From the entries below, copy every line where the string "ylabel" appears.

━━━ MATERIAL

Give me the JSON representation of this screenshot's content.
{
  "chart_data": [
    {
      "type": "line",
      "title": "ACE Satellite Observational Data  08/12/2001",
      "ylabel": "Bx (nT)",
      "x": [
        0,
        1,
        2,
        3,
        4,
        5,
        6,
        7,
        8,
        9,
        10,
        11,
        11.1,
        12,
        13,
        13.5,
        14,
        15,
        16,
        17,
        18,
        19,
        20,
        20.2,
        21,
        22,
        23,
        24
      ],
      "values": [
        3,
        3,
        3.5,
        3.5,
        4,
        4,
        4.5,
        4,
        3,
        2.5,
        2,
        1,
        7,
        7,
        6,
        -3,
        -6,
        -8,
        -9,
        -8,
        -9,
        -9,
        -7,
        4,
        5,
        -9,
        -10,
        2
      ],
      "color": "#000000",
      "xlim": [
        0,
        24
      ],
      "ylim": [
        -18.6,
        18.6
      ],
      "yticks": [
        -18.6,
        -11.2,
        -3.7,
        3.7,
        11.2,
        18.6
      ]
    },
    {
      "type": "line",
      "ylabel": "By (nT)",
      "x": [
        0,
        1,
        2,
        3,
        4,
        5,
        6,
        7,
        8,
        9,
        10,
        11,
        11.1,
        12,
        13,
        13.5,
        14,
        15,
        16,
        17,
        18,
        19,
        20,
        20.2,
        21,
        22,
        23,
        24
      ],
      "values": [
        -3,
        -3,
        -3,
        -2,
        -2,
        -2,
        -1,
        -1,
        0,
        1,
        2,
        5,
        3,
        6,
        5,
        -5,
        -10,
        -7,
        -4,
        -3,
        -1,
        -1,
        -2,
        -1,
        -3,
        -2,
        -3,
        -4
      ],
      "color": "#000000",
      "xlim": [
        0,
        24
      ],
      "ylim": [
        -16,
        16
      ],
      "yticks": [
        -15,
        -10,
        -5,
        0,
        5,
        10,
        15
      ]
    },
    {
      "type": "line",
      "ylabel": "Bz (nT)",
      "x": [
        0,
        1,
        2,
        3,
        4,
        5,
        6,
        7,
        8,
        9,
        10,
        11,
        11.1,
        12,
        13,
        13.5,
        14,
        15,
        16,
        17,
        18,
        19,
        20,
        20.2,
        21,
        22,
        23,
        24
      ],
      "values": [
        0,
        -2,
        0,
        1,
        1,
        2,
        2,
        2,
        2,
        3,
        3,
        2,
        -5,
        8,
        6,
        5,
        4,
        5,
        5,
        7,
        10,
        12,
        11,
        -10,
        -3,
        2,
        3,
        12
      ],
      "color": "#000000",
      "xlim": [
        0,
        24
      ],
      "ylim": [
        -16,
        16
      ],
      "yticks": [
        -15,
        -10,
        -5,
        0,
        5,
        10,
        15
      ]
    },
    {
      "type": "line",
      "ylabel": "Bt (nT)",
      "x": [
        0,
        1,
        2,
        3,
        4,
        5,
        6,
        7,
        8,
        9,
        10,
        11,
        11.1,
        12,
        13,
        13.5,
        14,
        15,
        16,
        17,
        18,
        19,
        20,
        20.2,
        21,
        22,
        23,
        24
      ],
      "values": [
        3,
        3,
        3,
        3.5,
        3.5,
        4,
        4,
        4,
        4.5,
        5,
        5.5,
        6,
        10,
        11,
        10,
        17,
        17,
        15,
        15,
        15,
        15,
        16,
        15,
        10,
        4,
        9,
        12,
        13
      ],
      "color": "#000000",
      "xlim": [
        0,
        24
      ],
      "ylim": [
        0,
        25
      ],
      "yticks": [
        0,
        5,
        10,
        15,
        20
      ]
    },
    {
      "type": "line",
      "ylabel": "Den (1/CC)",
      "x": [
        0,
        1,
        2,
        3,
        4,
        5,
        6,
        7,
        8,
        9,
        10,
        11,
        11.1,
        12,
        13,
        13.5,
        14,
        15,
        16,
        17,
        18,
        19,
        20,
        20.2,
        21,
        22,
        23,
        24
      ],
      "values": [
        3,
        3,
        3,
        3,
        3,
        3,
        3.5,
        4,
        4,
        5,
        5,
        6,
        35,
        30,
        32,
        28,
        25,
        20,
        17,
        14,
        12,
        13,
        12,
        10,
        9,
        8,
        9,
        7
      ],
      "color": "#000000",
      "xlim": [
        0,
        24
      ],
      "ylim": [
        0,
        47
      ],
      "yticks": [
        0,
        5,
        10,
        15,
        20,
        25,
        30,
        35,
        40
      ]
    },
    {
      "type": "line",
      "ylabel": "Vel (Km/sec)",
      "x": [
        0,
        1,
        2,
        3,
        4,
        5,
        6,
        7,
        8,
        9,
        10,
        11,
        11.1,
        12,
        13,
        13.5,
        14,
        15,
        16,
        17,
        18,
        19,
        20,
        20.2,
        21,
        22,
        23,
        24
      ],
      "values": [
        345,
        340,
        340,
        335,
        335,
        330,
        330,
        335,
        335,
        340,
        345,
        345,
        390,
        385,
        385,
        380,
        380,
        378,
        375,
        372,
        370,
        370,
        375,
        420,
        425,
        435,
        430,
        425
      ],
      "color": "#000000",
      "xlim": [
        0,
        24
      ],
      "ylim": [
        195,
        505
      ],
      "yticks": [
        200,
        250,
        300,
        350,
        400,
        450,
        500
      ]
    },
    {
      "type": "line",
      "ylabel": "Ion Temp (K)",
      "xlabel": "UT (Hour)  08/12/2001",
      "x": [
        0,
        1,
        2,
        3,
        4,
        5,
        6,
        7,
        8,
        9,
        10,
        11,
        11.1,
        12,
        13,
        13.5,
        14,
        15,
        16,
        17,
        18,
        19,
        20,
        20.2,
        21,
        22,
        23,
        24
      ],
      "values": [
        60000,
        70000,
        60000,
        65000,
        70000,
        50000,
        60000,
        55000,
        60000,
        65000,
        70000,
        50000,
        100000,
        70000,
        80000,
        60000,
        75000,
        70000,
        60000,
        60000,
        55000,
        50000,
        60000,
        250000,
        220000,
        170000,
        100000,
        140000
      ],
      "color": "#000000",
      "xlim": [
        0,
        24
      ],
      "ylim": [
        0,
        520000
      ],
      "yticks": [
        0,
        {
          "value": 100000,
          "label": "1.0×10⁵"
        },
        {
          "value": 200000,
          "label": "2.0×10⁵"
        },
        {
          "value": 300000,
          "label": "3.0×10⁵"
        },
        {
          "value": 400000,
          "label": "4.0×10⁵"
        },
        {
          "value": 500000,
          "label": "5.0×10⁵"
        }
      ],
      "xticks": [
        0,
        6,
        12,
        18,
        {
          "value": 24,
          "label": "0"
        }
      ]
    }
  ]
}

━━━━━━

## RESPONSE
      "ylabel": "Bx (nT)",
      "ylabel": "By (nT)",
      "ylabel": "Bz (nT)",
      "ylabel": "Bt (nT)",
      "ylabel": "Den (1/CC)",
      "ylabel": "Vel (Km/sec)",
      "ylabel": "Ion Temp (K)",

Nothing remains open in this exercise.